**Data records:**
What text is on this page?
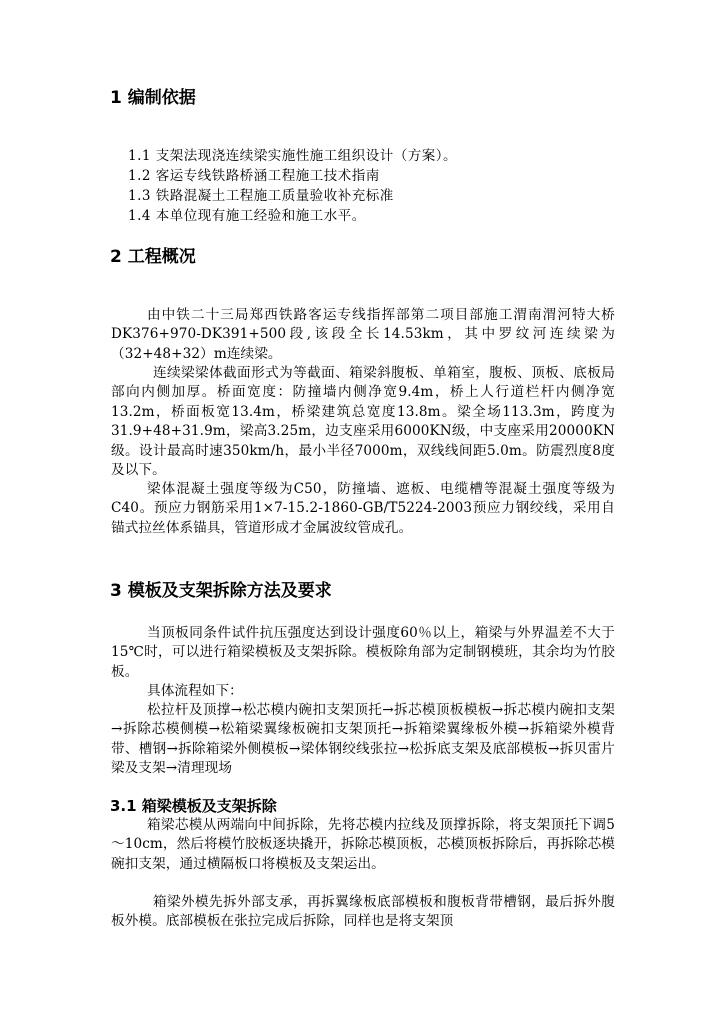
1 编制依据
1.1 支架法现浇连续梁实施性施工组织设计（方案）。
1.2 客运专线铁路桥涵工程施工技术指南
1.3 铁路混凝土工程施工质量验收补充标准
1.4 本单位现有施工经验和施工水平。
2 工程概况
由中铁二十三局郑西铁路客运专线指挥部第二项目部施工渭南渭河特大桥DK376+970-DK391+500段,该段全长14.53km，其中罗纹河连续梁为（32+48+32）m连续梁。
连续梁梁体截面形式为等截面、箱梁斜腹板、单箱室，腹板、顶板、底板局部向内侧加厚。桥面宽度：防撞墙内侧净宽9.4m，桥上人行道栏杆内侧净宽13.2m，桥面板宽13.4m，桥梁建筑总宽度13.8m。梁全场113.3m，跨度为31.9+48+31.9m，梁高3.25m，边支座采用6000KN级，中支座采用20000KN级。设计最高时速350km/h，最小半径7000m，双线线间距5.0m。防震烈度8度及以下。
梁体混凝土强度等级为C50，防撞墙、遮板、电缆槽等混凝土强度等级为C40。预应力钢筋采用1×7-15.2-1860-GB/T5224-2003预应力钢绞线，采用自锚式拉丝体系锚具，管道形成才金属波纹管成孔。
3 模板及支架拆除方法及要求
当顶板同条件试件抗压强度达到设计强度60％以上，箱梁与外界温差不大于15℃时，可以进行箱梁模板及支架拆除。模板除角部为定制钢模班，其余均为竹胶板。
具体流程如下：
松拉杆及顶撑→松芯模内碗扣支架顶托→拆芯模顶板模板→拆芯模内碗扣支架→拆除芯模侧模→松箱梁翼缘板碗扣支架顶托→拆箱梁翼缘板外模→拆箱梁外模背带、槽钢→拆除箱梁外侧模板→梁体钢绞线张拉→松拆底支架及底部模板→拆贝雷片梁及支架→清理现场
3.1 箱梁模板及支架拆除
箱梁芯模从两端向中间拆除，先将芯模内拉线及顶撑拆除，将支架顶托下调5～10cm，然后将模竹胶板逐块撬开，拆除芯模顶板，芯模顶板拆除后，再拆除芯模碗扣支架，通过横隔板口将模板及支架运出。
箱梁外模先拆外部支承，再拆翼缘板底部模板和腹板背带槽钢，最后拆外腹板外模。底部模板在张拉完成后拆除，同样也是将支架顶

---

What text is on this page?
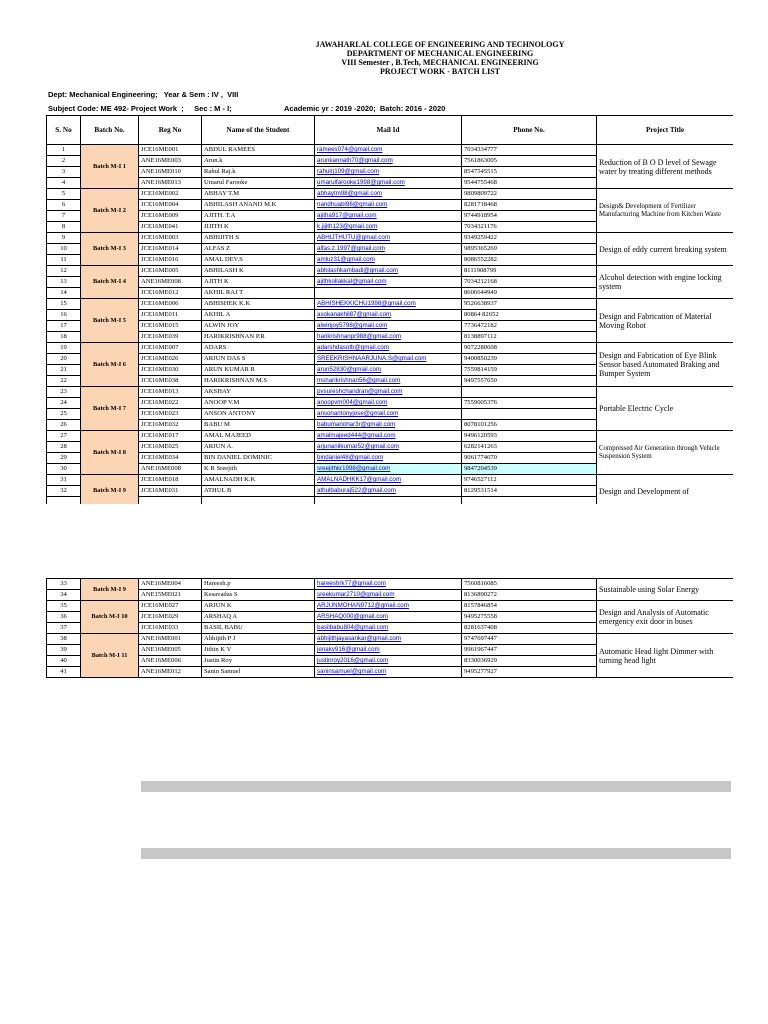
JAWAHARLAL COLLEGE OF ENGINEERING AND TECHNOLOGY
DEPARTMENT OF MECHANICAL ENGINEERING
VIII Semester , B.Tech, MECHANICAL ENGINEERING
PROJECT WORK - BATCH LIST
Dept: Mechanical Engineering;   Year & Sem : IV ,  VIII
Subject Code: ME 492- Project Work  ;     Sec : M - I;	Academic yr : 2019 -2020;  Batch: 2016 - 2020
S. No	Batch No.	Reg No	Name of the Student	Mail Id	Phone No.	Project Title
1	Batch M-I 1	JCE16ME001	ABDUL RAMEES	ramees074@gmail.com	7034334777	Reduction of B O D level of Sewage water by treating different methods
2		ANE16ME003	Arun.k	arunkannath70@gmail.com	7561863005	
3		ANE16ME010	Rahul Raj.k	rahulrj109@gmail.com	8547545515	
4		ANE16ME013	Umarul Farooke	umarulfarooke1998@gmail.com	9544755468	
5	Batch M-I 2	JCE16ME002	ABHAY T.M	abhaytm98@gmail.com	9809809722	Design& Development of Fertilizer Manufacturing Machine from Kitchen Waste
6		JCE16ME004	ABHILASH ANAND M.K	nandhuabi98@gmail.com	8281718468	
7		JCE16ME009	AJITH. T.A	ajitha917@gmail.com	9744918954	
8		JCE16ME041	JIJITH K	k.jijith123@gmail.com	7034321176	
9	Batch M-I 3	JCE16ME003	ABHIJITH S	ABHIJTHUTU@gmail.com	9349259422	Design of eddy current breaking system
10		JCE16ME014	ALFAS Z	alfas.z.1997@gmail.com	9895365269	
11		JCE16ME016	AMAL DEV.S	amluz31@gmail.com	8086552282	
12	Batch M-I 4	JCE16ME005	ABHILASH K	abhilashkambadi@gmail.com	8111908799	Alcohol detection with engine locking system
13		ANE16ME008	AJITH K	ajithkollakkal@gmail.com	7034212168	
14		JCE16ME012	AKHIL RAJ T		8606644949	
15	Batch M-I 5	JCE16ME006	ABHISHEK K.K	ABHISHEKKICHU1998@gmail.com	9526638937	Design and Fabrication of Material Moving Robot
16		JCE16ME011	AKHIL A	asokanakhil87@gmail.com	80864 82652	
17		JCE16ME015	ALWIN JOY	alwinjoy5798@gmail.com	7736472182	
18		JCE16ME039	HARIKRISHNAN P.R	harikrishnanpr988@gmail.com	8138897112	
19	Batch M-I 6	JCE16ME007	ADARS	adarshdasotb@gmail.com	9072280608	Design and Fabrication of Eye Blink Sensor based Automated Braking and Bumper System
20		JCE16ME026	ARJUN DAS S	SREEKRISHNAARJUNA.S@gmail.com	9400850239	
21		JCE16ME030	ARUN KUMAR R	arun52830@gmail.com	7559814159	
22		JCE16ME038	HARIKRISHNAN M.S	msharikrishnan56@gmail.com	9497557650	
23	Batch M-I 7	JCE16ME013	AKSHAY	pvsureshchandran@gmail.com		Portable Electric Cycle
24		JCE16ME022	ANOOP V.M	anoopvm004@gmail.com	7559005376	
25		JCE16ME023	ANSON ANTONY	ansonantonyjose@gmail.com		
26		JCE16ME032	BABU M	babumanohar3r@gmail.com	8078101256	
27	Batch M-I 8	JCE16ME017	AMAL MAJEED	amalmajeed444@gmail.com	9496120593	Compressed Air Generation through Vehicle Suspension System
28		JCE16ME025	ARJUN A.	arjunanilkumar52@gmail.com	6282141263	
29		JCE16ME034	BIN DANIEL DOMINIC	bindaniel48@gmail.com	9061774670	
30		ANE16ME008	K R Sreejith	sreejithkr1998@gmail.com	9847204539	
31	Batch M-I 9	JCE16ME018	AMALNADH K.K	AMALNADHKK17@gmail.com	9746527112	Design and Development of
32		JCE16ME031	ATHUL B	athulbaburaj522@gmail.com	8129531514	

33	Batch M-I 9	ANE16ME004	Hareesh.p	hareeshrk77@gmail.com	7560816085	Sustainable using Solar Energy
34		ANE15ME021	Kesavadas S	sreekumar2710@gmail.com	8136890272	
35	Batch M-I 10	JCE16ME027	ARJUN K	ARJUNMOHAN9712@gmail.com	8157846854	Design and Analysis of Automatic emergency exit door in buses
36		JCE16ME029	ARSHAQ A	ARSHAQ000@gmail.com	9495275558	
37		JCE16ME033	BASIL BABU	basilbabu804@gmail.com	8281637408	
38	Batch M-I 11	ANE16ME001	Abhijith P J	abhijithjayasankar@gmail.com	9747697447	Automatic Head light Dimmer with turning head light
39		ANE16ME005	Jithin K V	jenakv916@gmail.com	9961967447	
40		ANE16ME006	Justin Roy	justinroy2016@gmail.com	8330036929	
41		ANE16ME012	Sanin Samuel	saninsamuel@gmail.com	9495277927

* * *

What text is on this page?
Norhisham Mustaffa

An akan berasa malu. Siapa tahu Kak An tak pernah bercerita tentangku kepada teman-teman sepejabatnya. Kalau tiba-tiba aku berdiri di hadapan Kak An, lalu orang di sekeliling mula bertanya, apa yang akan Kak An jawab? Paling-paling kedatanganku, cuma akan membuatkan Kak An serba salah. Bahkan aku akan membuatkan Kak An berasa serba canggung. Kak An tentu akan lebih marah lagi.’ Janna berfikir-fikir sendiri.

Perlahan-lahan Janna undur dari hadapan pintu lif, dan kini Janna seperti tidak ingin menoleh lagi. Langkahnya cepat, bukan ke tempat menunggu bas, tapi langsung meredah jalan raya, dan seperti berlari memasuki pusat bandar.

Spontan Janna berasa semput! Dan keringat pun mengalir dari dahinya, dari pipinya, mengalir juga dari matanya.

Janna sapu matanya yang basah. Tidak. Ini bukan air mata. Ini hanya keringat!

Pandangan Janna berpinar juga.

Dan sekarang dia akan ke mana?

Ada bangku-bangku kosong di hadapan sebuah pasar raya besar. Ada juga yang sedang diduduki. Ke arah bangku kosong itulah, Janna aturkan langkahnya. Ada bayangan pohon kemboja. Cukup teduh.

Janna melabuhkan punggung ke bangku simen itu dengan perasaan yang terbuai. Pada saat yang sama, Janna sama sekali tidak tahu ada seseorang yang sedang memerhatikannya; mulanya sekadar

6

**Written task:** Copy each line of the entries that includes the word "Development".

**The response:**
5	Batch M-I 2	JCE16ME002	ABHAY T.M	abhaytm98@gmail.com	9809809722	Design& Development of Fertilizer Manufacturing Machine from Kitchen Waste
31	Batch M-I 9	JCE16ME018	AMALNADH K.K	AMALNADHKK17@gmail.com	9746527112	Design and Development of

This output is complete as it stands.